GOAL:
Read the listing below and copy out every line that holds "database".

PROVIDED ENTRIES:
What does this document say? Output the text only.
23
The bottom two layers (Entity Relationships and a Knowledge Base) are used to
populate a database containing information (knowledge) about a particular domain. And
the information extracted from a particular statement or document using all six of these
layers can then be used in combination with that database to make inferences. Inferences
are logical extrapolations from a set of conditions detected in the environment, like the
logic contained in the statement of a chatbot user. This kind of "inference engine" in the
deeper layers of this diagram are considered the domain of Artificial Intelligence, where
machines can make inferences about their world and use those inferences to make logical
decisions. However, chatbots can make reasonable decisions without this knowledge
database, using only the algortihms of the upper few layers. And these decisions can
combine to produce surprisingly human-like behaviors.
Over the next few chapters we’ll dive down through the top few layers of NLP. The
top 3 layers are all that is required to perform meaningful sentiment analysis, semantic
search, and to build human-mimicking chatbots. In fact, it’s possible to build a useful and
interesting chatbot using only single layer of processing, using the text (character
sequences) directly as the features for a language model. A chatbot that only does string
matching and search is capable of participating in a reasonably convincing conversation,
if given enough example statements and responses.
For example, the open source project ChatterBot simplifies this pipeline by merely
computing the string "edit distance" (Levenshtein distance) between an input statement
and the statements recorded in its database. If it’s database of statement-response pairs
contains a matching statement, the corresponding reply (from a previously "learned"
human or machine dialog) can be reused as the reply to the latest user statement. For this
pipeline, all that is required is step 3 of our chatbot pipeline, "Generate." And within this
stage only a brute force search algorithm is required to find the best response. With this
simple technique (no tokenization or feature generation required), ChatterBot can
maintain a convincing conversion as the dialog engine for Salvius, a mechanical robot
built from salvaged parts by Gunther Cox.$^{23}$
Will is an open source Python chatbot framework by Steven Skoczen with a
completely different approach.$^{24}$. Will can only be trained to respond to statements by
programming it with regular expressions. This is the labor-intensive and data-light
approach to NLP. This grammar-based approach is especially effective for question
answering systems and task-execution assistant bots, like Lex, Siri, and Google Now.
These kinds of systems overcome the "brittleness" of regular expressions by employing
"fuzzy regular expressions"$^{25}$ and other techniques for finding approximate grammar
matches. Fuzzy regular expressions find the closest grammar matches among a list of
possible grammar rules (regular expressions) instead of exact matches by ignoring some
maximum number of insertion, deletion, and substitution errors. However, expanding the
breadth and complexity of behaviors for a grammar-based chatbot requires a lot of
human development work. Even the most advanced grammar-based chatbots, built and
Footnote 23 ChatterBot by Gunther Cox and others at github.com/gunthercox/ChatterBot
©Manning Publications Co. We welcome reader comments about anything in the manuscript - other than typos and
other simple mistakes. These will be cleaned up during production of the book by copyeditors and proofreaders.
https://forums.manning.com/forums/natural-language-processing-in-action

RESULT OF THE EXERCISE:
populate a database containing information (knowledge) about a particular domain. And
layers can then be used in combination with that database to make inferences. Inferences
database, using only the algortihms of the upper few layers. And these decisions can
and the statements recorded in its database. If it’s database of statement-response pairs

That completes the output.